• _What is needed_: Copy out each line of the data that holds the word "card".

• _Excerpted records_:
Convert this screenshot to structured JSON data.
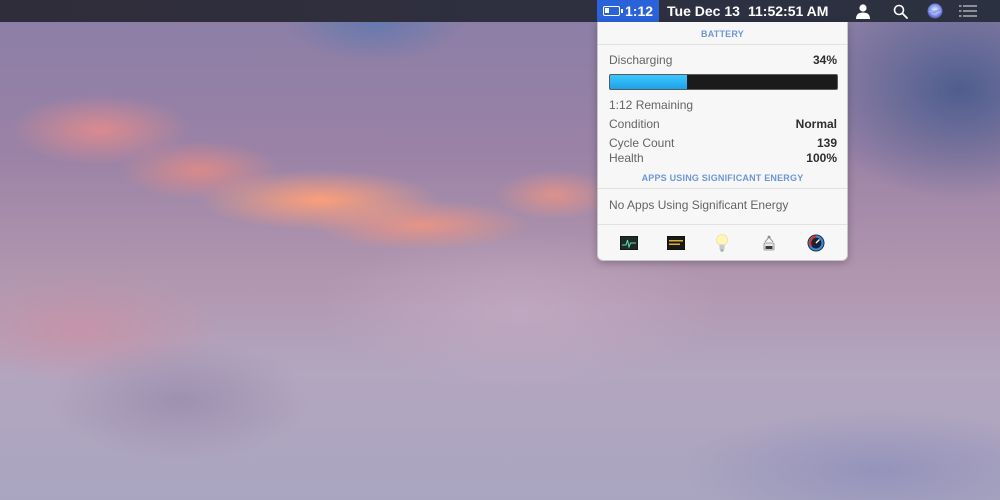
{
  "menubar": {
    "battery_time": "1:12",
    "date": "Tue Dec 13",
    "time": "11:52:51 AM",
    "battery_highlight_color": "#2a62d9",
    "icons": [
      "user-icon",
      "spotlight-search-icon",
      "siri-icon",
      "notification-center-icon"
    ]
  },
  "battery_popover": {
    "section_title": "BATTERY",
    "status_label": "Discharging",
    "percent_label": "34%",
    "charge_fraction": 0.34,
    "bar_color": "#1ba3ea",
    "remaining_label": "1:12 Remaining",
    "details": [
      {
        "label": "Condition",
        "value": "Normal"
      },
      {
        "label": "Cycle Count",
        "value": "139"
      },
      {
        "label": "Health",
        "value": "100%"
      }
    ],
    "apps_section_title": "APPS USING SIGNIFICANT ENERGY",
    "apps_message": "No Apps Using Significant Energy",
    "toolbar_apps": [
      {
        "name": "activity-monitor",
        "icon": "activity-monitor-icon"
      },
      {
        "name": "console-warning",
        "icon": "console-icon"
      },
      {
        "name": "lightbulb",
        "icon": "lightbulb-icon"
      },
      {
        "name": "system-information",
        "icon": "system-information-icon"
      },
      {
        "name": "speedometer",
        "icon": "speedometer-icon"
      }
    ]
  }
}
---
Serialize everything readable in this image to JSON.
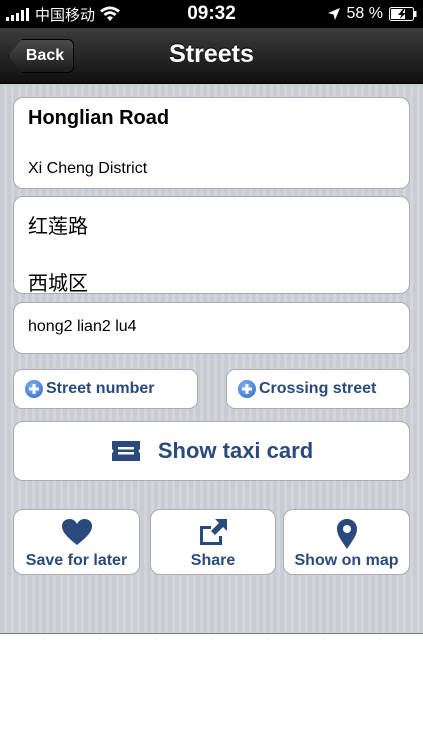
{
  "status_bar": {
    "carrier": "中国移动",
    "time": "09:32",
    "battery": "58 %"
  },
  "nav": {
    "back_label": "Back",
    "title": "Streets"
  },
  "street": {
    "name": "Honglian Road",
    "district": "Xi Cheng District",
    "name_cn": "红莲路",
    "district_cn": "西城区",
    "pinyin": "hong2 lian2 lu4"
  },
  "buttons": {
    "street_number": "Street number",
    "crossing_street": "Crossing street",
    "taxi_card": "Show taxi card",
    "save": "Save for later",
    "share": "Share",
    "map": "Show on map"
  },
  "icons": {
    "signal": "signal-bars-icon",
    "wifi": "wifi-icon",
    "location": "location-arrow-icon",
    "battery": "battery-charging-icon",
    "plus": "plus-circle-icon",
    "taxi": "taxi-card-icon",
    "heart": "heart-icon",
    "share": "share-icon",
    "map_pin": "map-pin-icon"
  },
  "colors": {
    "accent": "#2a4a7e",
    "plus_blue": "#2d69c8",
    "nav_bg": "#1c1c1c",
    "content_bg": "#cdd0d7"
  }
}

• _Completed task_:
    "taxi_card": "Show taxi card",
    "taxi": "taxi-card-icon",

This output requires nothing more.